◆ **What to produce**
Without the images, write out all of the following entries exactly.

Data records
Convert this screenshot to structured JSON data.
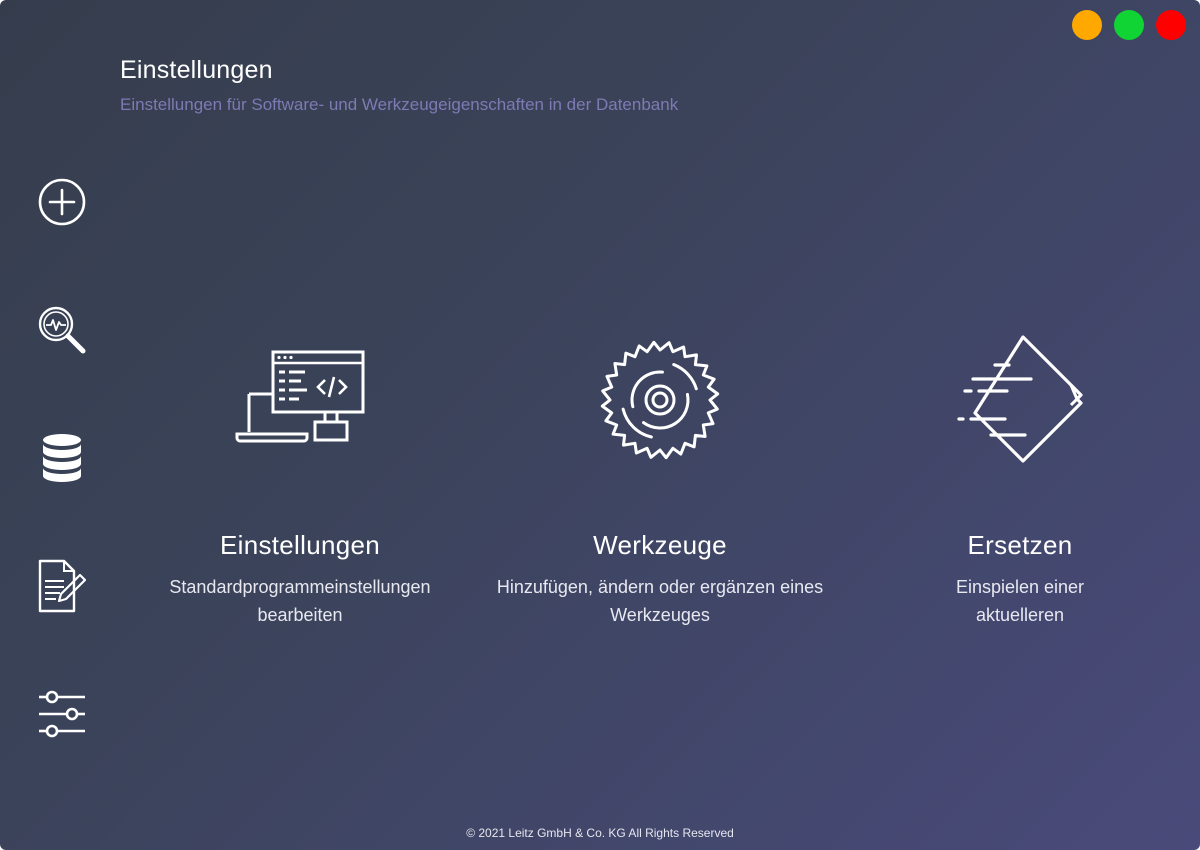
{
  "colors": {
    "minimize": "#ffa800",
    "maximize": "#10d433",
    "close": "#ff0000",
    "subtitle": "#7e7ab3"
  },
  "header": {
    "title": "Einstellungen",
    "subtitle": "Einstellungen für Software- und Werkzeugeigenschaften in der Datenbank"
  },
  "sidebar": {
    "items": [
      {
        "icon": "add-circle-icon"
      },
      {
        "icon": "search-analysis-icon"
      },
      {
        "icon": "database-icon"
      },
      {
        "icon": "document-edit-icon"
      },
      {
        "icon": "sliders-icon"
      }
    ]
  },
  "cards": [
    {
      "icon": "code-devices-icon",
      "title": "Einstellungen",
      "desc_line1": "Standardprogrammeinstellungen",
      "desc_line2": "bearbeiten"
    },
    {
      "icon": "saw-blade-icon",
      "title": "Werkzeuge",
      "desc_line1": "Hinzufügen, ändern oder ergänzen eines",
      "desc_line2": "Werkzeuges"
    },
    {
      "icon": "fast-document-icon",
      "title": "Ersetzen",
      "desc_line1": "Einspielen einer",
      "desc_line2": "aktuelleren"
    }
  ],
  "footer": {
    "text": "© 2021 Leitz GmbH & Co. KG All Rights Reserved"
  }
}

◆ **Result of this exercise**
Convert this screenshot to structured JSON data.
{
  "colors": {
    "minimize": "#ffa800",
    "maximize": "#10d433",
    "close": "#ff0000",
    "subtitle": "#7e7ab3"
  },
  "header": {
    "title": "Einstellungen",
    "subtitle": "Einstellungen für Software- und Werkzeugeigenschaften in der Datenbank"
  },
  "sidebar": {
    "items": [
      {
        "icon": "add-circle-icon"
      },
      {
        "icon": "search-analysis-icon"
      },
      {
        "icon": "database-icon"
      },
      {
        "icon": "document-edit-icon"
      },
      {
        "icon": "sliders-icon"
      }
    ]
  },
  "cards": [
    {
      "icon": "code-devices-icon",
      "title": "Einstellungen",
      "desc_line1": "Standardprogrammeinstellungen",
      "desc_line2": "bearbeiten"
    },
    {
      "icon": "saw-blade-icon",
      "title": "Werkzeuge",
      "desc_line1": "Hinzufügen, ändern oder ergänzen eines",
      "desc_line2": "Werkzeuges"
    },
    {
      "icon": "fast-document-icon",
      "title": "Ersetzen",
      "desc_line1": "Einspielen einer",
      "desc_line2": "aktuelleren"
    }
  ],
  "footer": {
    "text": "© 2021 Leitz GmbH & Co. KG All Rights Reserved"
  }
}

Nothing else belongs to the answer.